Work to do:
No images are to be carried over; print all other material exactly as it stands.
"""
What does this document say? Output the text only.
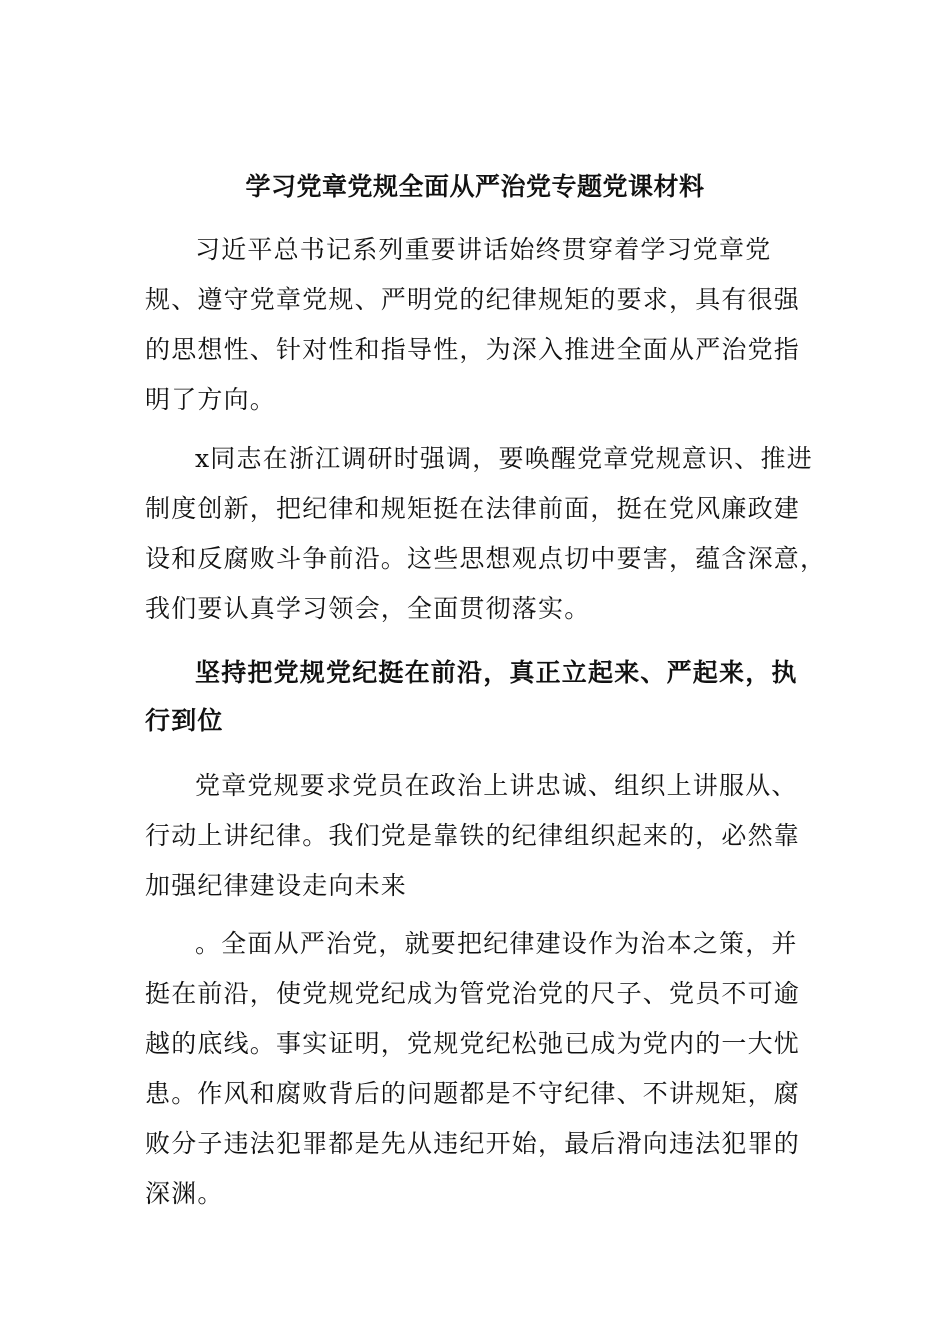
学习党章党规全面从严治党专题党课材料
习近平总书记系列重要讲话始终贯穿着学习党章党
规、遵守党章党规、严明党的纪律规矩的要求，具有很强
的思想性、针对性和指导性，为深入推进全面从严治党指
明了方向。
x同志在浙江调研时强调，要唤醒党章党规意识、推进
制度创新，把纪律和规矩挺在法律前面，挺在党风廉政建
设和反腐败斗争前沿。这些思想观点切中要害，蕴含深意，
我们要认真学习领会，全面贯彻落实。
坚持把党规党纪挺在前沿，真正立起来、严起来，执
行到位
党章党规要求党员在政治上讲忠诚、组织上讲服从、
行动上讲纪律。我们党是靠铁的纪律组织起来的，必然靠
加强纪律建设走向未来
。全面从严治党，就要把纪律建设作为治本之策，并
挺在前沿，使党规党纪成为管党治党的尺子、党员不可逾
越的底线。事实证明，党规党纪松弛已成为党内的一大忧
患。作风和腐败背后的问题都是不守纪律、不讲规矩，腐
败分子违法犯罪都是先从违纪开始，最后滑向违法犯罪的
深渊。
"""
Response below:
What does this document say? Output the text only.
学习党章党规全面从严治党专题党课材料
习近平总书记系列重要讲话始终贯穿着学习党章党
规、遵守党章党规、严明党的纪律规矩的要求，具有很强
的思想性、针对性和指导性，为深入推进全面从严治党指
明了方向。
x同志在浙江调研时强调，要唤醒党章党规意识、推进
制度创新，把纪律和规矩挺在法律前面，挺在党风廉政建
设和反腐败斗争前沿。这些思想观点切中要害，蕴含深意，
我们要认真学习领会，全面贯彻落实。
坚持把党规党纪挺在前沿，真正立起来、严起来，执
行到位
党章党规要求党员在政治上讲忠诚、组织上讲服从、
行动上讲纪律。我们党是靠铁的纪律组织起来的，必然靠
加强纪律建设走向未来
。全面从严治党，就要把纪律建设作为治本之策，并
挺在前沿，使党规党纪成为管党治党的尺子、党员不可逾
越的底线。事实证明，党规党纪松弛已成为党内的一大忧
患。作风和腐败背后的问题都是不守纪律、不讲规矩，腐
败分子违法犯罪都是先从违纪开始，最后滑向违法犯罪的
深渊。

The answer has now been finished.